Exercise brief —
For every line in the data below that contains "document", copy the line.

Dataset records —
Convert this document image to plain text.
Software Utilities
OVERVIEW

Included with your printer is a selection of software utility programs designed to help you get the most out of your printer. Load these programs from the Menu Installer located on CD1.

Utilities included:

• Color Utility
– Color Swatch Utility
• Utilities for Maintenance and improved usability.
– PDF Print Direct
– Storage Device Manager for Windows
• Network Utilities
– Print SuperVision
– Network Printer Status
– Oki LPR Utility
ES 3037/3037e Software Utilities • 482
---
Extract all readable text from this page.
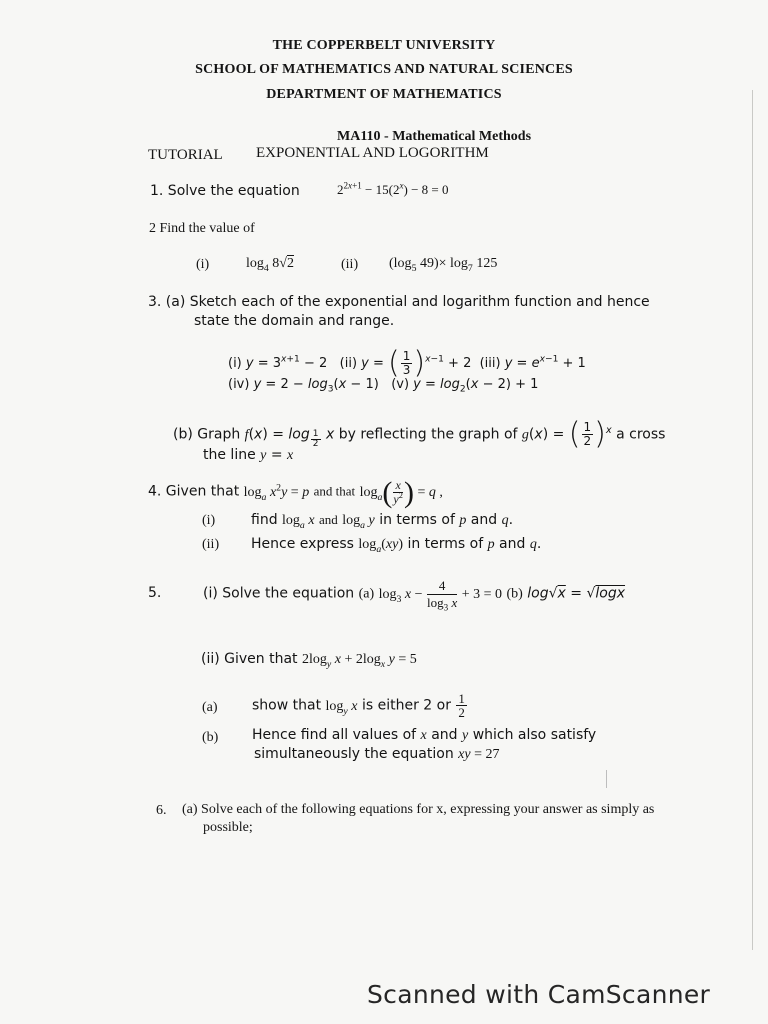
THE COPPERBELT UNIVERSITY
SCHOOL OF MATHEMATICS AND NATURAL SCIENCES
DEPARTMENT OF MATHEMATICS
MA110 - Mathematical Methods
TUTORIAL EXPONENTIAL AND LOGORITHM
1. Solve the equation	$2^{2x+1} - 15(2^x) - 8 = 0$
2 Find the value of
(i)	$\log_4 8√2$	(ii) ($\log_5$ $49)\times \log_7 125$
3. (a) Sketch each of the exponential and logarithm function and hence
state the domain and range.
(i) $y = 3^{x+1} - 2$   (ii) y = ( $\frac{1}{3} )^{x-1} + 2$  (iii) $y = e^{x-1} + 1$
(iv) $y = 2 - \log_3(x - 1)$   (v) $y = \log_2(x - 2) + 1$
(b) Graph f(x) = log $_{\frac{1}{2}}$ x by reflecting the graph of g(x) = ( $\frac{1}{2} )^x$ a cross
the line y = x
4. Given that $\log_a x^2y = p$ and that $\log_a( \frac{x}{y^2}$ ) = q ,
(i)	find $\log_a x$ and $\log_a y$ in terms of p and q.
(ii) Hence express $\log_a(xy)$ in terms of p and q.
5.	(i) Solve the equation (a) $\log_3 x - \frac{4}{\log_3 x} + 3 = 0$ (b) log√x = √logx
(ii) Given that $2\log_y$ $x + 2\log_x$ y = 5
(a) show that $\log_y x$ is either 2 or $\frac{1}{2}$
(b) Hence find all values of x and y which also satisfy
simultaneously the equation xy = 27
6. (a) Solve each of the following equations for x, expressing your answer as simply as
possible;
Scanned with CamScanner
* * *
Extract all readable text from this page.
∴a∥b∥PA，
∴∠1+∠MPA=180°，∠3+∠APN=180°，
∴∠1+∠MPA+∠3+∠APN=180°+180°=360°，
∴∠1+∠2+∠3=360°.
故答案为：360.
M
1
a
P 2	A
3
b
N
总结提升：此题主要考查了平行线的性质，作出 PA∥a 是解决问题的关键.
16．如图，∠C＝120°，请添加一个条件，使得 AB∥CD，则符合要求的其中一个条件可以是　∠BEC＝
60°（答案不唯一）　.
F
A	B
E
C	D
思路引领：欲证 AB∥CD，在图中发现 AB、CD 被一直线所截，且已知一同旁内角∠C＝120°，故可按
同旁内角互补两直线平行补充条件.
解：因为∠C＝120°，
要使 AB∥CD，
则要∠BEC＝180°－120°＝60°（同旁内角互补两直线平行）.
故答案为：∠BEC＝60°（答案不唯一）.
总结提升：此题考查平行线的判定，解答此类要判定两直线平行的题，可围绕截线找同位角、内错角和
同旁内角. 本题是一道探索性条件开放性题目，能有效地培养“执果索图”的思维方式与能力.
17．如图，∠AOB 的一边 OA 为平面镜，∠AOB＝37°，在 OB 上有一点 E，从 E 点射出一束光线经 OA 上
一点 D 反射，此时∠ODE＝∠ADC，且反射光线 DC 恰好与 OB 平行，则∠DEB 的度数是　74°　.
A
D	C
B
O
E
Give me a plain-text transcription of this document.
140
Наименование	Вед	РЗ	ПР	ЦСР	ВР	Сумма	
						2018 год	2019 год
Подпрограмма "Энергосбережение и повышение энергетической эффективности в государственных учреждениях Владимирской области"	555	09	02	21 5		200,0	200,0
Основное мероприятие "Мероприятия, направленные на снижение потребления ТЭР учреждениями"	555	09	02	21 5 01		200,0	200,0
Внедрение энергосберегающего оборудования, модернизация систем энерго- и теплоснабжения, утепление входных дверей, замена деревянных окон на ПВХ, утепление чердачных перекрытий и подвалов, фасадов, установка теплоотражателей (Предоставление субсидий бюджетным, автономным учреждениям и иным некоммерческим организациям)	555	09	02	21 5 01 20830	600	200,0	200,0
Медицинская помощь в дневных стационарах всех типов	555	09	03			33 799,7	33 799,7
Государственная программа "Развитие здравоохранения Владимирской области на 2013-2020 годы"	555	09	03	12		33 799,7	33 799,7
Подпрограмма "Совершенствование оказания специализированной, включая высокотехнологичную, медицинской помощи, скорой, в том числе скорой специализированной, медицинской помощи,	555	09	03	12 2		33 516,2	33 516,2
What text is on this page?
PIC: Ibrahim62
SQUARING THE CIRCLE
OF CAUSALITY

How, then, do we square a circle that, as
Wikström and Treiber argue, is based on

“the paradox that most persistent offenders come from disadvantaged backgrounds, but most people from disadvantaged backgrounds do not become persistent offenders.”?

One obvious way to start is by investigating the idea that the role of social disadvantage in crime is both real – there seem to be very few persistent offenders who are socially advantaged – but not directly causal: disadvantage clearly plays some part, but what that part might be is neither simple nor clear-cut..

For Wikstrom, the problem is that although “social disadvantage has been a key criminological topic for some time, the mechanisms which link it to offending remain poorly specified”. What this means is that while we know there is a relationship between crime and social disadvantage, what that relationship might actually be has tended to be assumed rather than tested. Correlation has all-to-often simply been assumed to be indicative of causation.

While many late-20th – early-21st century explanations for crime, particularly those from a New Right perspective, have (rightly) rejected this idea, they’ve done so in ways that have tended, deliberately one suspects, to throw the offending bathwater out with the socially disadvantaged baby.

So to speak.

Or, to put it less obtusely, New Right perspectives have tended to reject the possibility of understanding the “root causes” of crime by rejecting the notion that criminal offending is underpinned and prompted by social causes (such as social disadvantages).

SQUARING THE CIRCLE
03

Task output —
Convert this document image to plain text.
Give me a plain-text transcription of this document.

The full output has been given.